## GIVEN TEXT
::::::::
Update: Fiona Becomes Strongest 2022 Atlantic Hurricane, Threatening Bermuda, Canada

By | September 21, 2022

Hurricane Fiona has intensified to become this year’s strongest Atlantic storm as it moves north to threaten Bermuda and eastern Canada later this week.

Fiona’s top winds remain at 130 miles (209 kilometers) per hour, according to a U.S. National Hurricane Center advisory at 2 p.m. That’s up from 85 mph when the storm knocked out power across Puerto Rico on Sunday. A Category 4 hurricane on the five-step Saffir-Simpson scale, Fiona is forecast to get even more powerful as it nears Bermuda.

The storm’s most intense winds will likely stay to the west of Bermuda, which has a sturdy building code and should be able to weather Fiona, said Adam Douty, a meteorologist with AccuWeather Inc. A tropical storm warning and hurricane watch have been issued for the island.

Hurricane Fiona Moves North With Up to $4B Economic Damages Estimated Already

“The big story from here is going to be Canada, as far as Fiona is concerned,” Douty said. “It does look likely be a contender for the strongest storm” to hit this region.

Fiona will approach Nova Scotia as a dangerous Category 3 storm but may weaken and lose the structure needed to meet the technical definition of a tropical system as it nears the coastline. However, Douty said it will still have the power of a Category 2 hurricane.

Because so many trees across Atlantic Canada still have leaves, winds will put more stress on them and raise the risk of “widespread power outages” due to falling trees or branches, he said. Wind gusts of 100 mph could rake the area. In addition, flooding rains will wring out across Nova Scotia and Prince Edward Island, Canada’s smallest province.

As much as 6 inches (15 centimeters) of rain, with some isolated areas getting up to 10 inches, is forecast across Nova Scotia, Prince Edward Island and western Newfoundland.
::::::::
## SUPPLIED INFORMATION
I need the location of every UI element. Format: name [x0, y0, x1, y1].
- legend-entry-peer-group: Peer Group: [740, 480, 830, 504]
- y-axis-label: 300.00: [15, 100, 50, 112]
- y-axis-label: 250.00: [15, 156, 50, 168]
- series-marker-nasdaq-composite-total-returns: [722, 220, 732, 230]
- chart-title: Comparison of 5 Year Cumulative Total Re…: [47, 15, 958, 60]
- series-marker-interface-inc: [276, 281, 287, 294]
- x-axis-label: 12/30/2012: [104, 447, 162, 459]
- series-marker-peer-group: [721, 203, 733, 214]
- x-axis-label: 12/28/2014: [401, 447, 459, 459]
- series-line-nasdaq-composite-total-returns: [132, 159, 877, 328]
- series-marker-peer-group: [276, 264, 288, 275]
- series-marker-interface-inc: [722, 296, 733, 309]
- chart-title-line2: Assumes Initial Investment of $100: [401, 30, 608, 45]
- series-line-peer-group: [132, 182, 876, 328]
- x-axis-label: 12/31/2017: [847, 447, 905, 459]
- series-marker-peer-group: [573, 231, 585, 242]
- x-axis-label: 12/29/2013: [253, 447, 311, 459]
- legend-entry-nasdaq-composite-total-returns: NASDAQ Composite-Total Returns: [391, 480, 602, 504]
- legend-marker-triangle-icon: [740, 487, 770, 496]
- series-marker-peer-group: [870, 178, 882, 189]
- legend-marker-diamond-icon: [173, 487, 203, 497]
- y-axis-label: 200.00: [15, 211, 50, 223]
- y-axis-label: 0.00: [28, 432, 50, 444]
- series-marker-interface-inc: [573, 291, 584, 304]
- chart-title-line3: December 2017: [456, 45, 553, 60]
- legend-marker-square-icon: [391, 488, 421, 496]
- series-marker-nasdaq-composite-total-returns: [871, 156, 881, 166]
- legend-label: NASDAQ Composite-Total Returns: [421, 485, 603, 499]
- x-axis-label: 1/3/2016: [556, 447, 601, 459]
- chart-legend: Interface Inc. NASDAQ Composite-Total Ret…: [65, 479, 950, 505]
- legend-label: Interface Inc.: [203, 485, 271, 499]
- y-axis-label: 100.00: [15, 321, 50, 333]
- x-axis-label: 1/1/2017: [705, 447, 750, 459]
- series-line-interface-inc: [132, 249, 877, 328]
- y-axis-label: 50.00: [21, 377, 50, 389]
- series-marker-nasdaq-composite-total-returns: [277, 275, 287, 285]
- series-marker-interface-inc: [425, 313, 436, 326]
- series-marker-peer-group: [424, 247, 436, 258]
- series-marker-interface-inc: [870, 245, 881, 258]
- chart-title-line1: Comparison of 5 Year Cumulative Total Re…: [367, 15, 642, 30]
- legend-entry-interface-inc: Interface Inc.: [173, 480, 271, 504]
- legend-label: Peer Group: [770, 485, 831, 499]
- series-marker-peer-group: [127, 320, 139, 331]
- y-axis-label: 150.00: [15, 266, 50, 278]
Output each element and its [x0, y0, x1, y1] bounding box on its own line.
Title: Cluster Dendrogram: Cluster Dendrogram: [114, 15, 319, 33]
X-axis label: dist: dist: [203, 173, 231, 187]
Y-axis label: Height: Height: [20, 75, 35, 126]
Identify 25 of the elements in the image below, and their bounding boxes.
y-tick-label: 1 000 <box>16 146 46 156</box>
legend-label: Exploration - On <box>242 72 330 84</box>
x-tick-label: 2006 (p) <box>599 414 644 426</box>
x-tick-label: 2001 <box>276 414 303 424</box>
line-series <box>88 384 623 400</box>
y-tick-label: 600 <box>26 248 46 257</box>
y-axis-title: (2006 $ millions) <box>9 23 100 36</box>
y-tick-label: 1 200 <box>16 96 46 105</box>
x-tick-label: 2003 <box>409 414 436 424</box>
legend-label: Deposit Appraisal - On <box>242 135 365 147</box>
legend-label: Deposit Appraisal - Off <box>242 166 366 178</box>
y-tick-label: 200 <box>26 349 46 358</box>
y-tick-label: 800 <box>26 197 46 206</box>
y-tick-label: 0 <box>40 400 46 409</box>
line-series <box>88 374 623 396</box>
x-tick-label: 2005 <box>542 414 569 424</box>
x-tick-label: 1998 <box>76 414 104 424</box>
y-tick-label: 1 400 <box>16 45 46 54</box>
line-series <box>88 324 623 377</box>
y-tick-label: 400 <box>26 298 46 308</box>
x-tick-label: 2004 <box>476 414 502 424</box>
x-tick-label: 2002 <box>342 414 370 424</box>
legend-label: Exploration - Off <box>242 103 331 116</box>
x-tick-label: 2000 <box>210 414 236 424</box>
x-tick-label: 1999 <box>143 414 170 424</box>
::::::::
## TASK REQUIREMENTS
- A) In the Hurricane Fiona article, what top wind speed did the 2 p.m. National Hurricane Center advisory report for the storm?
- B) Continue the Hurricane Fiona article from its last sentence.

## REPLIES
- A) 130 miles (209 kilometers) per hour

- B)
“This is likely to be a really bad storm for Nova Scotia/Newfoundland,” said Phil Klotzbach, a hurricane researcher at Colorado State University. Regardless of whether it’s still a tropical system by the time it gets there, “that’s a really powerful storm.”

Fiona could be more powerful than Hurricane Juan, which struck Halifax in September 2003, Klotzbach said. Juan came ashore as a Category 2 hurricane, killing at least eight people and leaving hundreds of thousands without power across Nova Scotia and Prince Edward Island, according to hurricane center records.

“Fiona is likely to have winds in the ballpark as Juan but about twice the size,” Klotzbach said.

Fiona already has left a trail of destruction. It knocked out power across all of Puerto Rico Sunday as a Category 1 hurricane, leaving 3.1 million people in the dark, and then went on to cause massive flooding there and in the Dominican Republic.

Fiona likely caused $3 billion to $4 billion in economic losses across Puerto Rico, Chuck Watson, a disaster modeler at Enki Research, wrote in his blog. Damages in the Dominican Republic could rise to $2 billion.

While Fiona menaces Atlantic Canada, a swirl of thunderstorms and showers approaching the eastern Caribbean could become Tropical Storm Hermine by this weekend and potentially threaten the eastern Gulf of Mexico.

Douty said current models keep the storm out of the energy-rich western Gulf, but it could become a major system for Florida.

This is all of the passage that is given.